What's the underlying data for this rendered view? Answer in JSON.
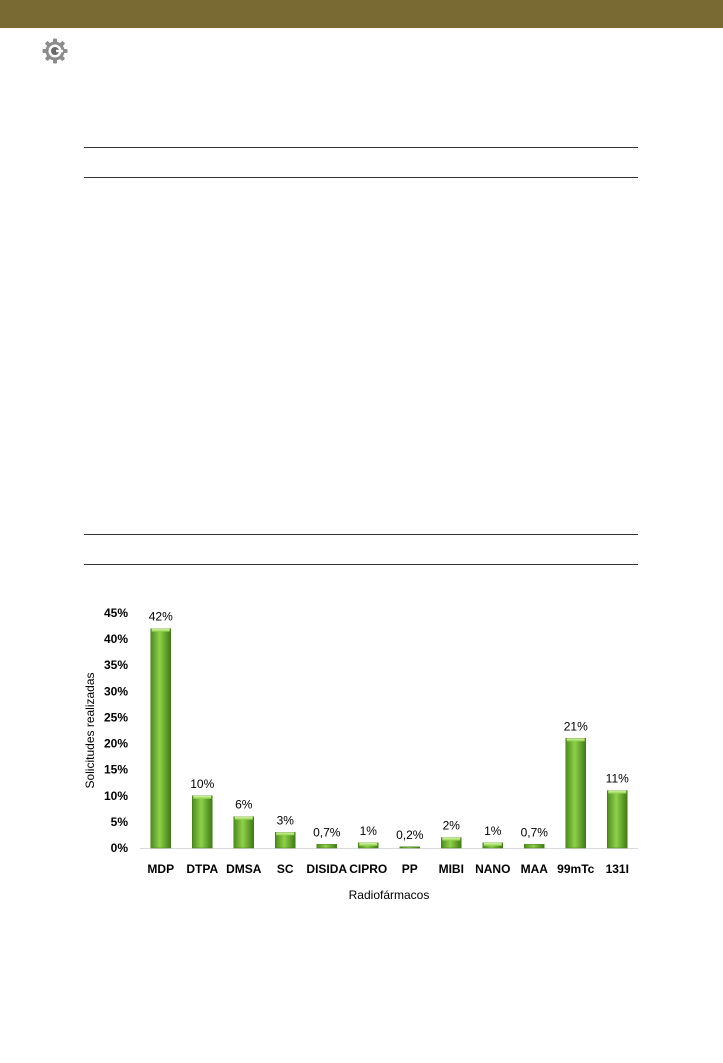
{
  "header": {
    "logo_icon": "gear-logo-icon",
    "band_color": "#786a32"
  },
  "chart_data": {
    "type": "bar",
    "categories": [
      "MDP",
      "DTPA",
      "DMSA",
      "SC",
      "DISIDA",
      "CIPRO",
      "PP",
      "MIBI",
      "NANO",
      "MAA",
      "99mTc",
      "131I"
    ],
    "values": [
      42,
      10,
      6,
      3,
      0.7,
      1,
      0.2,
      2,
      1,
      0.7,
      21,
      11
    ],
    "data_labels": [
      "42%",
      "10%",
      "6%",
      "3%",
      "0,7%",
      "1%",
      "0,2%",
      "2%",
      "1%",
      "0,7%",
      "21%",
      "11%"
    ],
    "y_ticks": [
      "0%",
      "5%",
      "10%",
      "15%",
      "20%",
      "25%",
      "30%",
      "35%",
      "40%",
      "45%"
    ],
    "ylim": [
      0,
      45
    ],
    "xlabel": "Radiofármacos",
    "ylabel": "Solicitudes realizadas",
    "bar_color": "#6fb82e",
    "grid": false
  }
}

Required task: Leave out the pictures and transcribe everything else exactly.

Solution for this problem:
What's the underlying data for this rendered view? Answer in JSON.
{
  "header": {
    "logo_icon": "gear-logo-icon",
    "band_color": "#786a32"
  },
  "chart_data": {
    "type": "bar",
    "categories": [
      "MDP",
      "DTPA",
      "DMSA",
      "SC",
      "DISIDA",
      "CIPRO",
      "PP",
      "MIBI",
      "NANO",
      "MAA",
      "99mTc",
      "131I"
    ],
    "values": [
      42,
      10,
      6,
      3,
      0.7,
      1,
      0.2,
      2,
      1,
      0.7,
      21,
      11
    ],
    "data_labels": [
      "42%",
      "10%",
      "6%",
      "3%",
      "0,7%",
      "1%",
      "0,2%",
      "2%",
      "1%",
      "0,7%",
      "21%",
      "11%"
    ],
    "y_ticks": [
      "0%",
      "5%",
      "10%",
      "15%",
      "20%",
      "25%",
      "30%",
      "35%",
      "40%",
      "45%"
    ],
    "ylim": [
      0,
      45
    ],
    "xlabel": "Radiofármacos",
    "ylabel": "Solicitudes realizadas",
    "bar_color": "#6fb82e",
    "grid": false
  }
}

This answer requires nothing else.